> _Work to do_
Below are some records. How many of their lines contain the string "brother"? Give the number only.

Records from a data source
□ □ □ □

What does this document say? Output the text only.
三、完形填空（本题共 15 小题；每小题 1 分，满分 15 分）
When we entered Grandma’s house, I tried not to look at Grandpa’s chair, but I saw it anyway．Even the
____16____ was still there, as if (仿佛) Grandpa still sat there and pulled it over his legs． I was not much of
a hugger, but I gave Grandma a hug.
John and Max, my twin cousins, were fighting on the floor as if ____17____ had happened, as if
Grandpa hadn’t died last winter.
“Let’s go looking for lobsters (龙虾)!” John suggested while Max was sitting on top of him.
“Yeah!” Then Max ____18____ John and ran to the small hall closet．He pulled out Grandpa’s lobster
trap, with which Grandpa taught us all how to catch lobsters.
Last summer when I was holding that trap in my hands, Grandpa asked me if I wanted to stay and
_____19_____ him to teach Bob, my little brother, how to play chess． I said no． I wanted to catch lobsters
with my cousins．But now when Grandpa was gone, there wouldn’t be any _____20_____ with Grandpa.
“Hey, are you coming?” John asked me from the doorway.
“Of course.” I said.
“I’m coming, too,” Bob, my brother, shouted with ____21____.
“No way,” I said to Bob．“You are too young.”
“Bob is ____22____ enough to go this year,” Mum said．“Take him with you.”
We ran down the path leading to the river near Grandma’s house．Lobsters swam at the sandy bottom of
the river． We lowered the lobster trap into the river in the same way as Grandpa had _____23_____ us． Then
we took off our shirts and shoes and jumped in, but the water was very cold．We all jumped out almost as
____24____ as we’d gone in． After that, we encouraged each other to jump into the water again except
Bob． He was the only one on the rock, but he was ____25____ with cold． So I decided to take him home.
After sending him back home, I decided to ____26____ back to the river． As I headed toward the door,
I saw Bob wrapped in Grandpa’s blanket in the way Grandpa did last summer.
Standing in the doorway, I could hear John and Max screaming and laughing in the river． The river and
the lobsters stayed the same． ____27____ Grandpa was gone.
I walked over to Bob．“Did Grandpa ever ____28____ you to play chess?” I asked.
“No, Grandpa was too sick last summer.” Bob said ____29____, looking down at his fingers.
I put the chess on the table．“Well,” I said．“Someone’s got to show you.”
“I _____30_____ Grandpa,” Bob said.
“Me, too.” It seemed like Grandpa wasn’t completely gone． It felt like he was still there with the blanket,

□ □ □ □

> _Task result_
2